──────── Entries supplied

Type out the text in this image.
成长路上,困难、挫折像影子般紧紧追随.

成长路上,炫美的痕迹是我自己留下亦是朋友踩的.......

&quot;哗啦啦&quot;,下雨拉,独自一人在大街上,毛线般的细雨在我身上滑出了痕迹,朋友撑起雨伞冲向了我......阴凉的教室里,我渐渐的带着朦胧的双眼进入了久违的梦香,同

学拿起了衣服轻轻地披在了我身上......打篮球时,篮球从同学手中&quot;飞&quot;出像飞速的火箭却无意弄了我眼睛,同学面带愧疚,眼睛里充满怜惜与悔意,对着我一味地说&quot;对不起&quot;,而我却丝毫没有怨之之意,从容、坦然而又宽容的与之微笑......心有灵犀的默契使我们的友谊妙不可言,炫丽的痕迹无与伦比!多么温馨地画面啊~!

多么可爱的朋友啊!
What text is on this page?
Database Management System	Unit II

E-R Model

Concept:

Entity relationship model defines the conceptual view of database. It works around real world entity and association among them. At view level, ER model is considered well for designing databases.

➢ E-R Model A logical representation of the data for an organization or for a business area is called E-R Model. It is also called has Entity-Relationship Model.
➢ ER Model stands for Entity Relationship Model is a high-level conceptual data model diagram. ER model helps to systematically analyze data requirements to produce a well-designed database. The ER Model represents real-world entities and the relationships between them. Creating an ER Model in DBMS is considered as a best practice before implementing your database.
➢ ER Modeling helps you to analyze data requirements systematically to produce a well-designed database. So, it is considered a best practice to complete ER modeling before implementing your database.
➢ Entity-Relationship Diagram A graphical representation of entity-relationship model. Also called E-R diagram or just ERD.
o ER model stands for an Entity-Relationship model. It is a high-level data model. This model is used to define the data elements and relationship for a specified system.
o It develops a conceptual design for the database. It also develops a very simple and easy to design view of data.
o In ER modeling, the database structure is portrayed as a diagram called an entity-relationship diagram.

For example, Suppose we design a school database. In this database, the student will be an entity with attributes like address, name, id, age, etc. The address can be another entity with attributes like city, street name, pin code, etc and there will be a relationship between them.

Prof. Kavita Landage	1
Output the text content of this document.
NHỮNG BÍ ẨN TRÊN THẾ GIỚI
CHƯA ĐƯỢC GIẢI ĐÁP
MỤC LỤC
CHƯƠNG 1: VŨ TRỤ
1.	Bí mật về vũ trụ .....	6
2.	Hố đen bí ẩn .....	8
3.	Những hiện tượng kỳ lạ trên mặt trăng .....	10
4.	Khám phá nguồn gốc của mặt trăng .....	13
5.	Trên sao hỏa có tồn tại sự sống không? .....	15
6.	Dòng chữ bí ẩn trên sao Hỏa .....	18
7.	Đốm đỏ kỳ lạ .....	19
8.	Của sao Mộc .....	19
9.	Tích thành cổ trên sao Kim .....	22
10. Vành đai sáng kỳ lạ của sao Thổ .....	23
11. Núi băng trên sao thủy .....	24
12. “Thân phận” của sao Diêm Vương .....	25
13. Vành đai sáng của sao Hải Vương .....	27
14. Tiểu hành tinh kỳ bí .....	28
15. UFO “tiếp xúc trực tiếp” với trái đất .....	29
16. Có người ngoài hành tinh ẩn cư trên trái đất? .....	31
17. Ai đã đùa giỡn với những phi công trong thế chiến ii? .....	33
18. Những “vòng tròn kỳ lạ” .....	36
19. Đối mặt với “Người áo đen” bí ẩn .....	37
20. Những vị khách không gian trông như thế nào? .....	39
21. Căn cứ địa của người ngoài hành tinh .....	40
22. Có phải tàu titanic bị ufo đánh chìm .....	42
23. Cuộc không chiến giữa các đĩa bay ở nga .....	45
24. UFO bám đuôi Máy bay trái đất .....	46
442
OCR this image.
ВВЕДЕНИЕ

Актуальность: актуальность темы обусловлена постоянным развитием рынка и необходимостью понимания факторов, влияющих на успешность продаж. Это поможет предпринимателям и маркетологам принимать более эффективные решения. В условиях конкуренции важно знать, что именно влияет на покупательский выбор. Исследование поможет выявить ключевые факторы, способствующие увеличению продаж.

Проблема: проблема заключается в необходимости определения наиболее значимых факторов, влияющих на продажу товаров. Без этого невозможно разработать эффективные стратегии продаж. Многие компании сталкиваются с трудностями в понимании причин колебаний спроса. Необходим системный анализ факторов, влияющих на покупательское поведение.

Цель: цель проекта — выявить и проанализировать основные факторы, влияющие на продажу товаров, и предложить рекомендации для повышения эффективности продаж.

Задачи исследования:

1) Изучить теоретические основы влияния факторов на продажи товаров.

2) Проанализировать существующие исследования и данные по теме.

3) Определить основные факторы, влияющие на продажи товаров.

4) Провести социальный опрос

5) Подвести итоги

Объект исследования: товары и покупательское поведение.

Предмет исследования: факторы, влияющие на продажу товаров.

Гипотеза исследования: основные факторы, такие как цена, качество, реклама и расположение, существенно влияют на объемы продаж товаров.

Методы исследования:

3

────────────────

**What is required:** Repeat every record, keeping each word and mark exactly as it is.

**The reply:**
Type out the text in this image.
成长路上,困难、挫折像影子般紧紧追随.

成长路上,炫美的痕迹是我自己留下亦是朋友踩的.......

&quot;哗啦啦&quot;,下雨拉,独自一人在大街上,毛线般的细雨在我身上滑出了痕迹,朋友撑起雨伞冲向了我......阴凉的教室里,我渐渐的带着朦胧的双眼进入了久违的梦香,同

学拿起了衣服轻轻地披在了我身上......打篮球时,篮球从同学手中&quot;飞&quot;出像飞速的火箭却无意弄了我眼睛,同学面带愧疚,眼睛里充满怜惜与悔意,对着我一味地说&quot;对不起&quot;,而我却丝毫没有怨之之意,从容、坦然而又宽容的与之微笑......心有灵犀的默契使我们的友谊妙不可言,炫丽的痕迹无与伦比!多么温馨地画面啊~!

多么可爱的朋友啊!
What text is on this page?
Database Management System	Unit II

E-R Model

Concept:

Entity relationship model defines the conceptual view of database. It works around real world entity and association among them. At view level, ER model is considered well for designing databases.

➢ E-R Model A logical representation of the data for an organization or for a business area is called E-R Model. It is also called has Entity-Relationship Model.
➢ ER Model stands for Entity Relationship Model is a high-level conceptual data model diagram. ER model helps to systematically analyze data requirements to produce a well-designed database. The ER Model represents real-world entities and the relationships between them. Creating an ER Model in DBMS is considered as a best practice before implementing your database.
➢ ER Modeling helps you to analyze data requirements systematically to produce a well-designed database. So, it is considered a best practice to complete ER modeling before implementing your database.
➢ Entity-Relationship Diagram A graphical representation of entity-relationship model. Also called E-R diagram or just ERD.
o ER model stands for an Entity-Relationship model. It is a high-level data model. This model is used to define the data elements and relationship for a specified system.
o It develops a conceptual design for the database. It also develops a very simple and easy to design view of data.
o In ER modeling, the database structure is portrayed as a diagram called an entity-relationship diagram.

For example, Suppose we design a school database. In this database, the student will be an entity with attributes like address, name, id, age, etc. The address can be another entity with attributes like city, street name, pin code, etc and there will be a relationship between them.

Prof. Kavita Landage	1
Output the text content of this document.
NHỮNG BÍ ẨN TRÊN THẾ GIỚI
CHƯA ĐƯỢC GIẢI ĐÁP
MỤC LỤC
CHƯƠNG 1: VŨ TRỤ
1.	Bí mật về vũ trụ .....	6
2.	Hố đen bí ẩn .....	8
3.	Những hiện tượng kỳ lạ trên mặt trăng .....	10
4.	Khám phá nguồn gốc của mặt trăng .....	13
5.	Trên sao hỏa có tồn tại sự sống không? .....	15
6.	Dòng chữ bí ẩn trên sao Hỏa .....	18
7.	Đốm đỏ kỳ lạ .....	19
8.	Của sao Mộc .....	19
9.	Tích thành cổ trên sao Kim .....	22
10. Vành đai sáng kỳ lạ của sao Thổ .....	23
11. Núi băng trên sao thủy .....	24
12. “Thân phận” của sao Diêm Vương .....	25
13. Vành đai sáng của sao Hải Vương .....	27
14. Tiểu hành tinh kỳ bí .....	28
15. UFO “tiếp xúc trực tiếp” với trái đất .....	29
16. Có người ngoài hành tinh ẩn cư trên trái đất? .....	31
17. Ai đã đùa giỡn với những phi công trong thế chiến ii? .....	33
18. Những “vòng tròn kỳ lạ” .....	36
19. Đối mặt với “Người áo đen” bí ẩn .....	37
20. Những vị khách không gian trông như thế nào? .....	39
21. Căn cứ địa của người ngoài hành tinh .....	40
22. Có phải tàu titanic bị ufo đánh chìm .....	42
23. Cuộc không chiến giữa các đĩa bay ở nga .....	45
24. UFO bám đuôi Máy bay trái đất .....	46
442
OCR this image.
ВВЕДЕНИЕ

Актуальность: актуальность темы обусловлена постоянным развитием рынка и необходимостью понимания факторов, влияющих на успешность продаж. Это поможет предпринимателям и маркетологам принимать более эффективные решения. В условиях конкуренции важно знать, что именно влияет на покупательский выбор. Исследование поможет выявить ключевые факторы, способствующие увеличению продаж.

Проблема: проблема заключается в необходимости определения наиболее значимых факторов, влияющих на продажу товаров. Без этого невозможно разработать эффективные стратегии продаж. Многие компании сталкиваются с трудностями в понимании причин колебаний спроса. Необходим системный анализ факторов, влияющих на покупательское поведение.

Цель: цель проекта — выявить и проанализировать основные факторы, влияющие на продажу товаров, и предложить рекомендации для повышения эффективности продаж.

Задачи исследования:

1) Изучить теоретические основы влияния факторов на продажи товаров.

2) Проанализировать существующие исследования и данные по теме.

3) Определить основные факторы, влияющие на продажи товаров.

4) Провести социальный опрос

5) Подвести итоги

Объект исследования: товары и покупательское поведение.

Предмет исследования: факторы, влияющие на продажу товаров.

Гипотеза исследования: основные факторы, такие как цена, качество, реклама и расположение, существенно влияют на объемы продаж товаров.

Методы исследования:

3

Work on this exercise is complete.